▶ [Task brief] Copy out each line in the material below that has the word "Guyane".

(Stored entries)
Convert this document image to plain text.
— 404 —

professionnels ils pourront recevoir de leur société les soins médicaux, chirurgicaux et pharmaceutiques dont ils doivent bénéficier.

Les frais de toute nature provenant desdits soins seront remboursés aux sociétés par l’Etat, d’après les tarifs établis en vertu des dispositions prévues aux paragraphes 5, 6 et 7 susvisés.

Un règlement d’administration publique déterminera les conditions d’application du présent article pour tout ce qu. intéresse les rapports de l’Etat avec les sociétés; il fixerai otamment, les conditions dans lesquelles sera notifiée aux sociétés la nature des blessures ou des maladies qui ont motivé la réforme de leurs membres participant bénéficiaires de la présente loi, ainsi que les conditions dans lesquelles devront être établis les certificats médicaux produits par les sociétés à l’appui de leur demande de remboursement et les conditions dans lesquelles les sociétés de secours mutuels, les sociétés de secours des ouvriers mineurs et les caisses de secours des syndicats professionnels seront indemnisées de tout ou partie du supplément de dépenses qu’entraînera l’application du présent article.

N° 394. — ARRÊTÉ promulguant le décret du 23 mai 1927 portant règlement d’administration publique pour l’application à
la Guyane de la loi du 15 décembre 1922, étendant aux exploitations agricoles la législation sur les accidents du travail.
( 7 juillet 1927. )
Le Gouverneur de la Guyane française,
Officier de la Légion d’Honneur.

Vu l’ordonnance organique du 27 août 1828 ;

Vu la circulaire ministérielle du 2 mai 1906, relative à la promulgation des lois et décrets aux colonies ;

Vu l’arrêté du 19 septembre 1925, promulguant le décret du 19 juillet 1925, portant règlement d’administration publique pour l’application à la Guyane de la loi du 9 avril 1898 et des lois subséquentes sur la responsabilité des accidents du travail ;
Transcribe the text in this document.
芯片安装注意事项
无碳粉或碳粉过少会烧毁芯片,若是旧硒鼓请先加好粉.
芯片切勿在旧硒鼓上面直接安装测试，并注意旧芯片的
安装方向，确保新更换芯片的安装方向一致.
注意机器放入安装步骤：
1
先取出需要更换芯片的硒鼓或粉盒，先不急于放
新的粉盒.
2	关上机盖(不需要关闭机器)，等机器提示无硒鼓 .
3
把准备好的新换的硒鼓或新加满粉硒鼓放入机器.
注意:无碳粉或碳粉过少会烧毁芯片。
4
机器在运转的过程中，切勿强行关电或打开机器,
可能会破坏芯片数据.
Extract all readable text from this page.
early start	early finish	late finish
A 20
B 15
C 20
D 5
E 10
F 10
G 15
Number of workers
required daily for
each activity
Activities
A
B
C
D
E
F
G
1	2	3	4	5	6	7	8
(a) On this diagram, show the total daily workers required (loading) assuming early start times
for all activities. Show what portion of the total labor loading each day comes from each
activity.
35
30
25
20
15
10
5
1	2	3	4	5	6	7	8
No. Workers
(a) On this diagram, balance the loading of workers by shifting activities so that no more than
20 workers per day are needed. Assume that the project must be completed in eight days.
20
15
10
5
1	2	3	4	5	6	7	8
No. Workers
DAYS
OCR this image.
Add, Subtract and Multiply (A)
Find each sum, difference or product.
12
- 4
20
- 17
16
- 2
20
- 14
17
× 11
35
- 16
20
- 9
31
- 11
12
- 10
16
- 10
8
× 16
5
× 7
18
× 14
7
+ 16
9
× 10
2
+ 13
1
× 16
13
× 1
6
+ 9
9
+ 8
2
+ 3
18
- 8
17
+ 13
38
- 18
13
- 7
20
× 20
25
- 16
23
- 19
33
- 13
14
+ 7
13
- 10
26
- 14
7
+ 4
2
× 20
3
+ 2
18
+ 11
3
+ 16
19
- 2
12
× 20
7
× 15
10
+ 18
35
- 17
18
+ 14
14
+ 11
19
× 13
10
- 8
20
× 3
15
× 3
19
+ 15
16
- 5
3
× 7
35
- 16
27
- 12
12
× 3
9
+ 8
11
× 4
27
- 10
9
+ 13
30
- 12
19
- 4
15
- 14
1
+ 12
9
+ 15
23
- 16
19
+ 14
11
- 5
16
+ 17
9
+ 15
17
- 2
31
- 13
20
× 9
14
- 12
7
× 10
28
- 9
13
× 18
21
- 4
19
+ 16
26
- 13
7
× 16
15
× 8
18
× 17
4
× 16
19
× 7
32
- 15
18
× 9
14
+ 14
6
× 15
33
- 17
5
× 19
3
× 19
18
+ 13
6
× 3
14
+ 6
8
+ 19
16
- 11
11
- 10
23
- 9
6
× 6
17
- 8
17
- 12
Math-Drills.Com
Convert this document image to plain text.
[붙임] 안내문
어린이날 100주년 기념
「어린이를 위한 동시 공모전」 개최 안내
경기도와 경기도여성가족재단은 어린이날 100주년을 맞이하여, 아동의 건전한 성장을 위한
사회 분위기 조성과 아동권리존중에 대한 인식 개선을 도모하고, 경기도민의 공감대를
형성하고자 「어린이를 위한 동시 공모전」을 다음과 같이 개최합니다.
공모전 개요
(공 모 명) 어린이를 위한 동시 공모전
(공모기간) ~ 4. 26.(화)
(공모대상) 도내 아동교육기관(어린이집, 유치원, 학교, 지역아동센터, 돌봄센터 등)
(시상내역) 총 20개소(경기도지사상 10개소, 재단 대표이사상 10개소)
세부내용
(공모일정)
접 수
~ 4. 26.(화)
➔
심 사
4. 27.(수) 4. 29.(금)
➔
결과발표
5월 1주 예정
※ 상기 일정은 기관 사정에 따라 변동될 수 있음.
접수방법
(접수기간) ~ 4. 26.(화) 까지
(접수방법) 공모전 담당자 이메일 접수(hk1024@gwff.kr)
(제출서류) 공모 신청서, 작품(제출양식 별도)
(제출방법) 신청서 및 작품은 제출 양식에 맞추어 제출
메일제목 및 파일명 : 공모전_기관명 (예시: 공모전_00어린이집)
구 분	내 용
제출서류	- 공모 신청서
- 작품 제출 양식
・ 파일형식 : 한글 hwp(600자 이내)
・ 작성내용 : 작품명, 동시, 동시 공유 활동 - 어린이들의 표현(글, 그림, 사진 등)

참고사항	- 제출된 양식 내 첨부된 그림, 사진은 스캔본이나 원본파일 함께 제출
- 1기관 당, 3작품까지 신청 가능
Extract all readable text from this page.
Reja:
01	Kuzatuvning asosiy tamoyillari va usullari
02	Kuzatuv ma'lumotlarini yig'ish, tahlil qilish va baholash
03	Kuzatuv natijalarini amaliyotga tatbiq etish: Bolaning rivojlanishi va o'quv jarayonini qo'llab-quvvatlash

▶ [Response to the exercise]
la Guyane de la loi du 15 décembre 1922, étendant aux exploitations agricoles la législation sur les accidents du travail.
Le Gouverneur de la Guyane française,
Vu l’arrêté du 19 septembre 1925, promulguant le décret du 19 juillet 1925, portant règlement d’administration publique pour l’application à la Guyane de la loi du 9 avril 1898 et des lois subséquentes sur la responsabilité des accidents du travail ;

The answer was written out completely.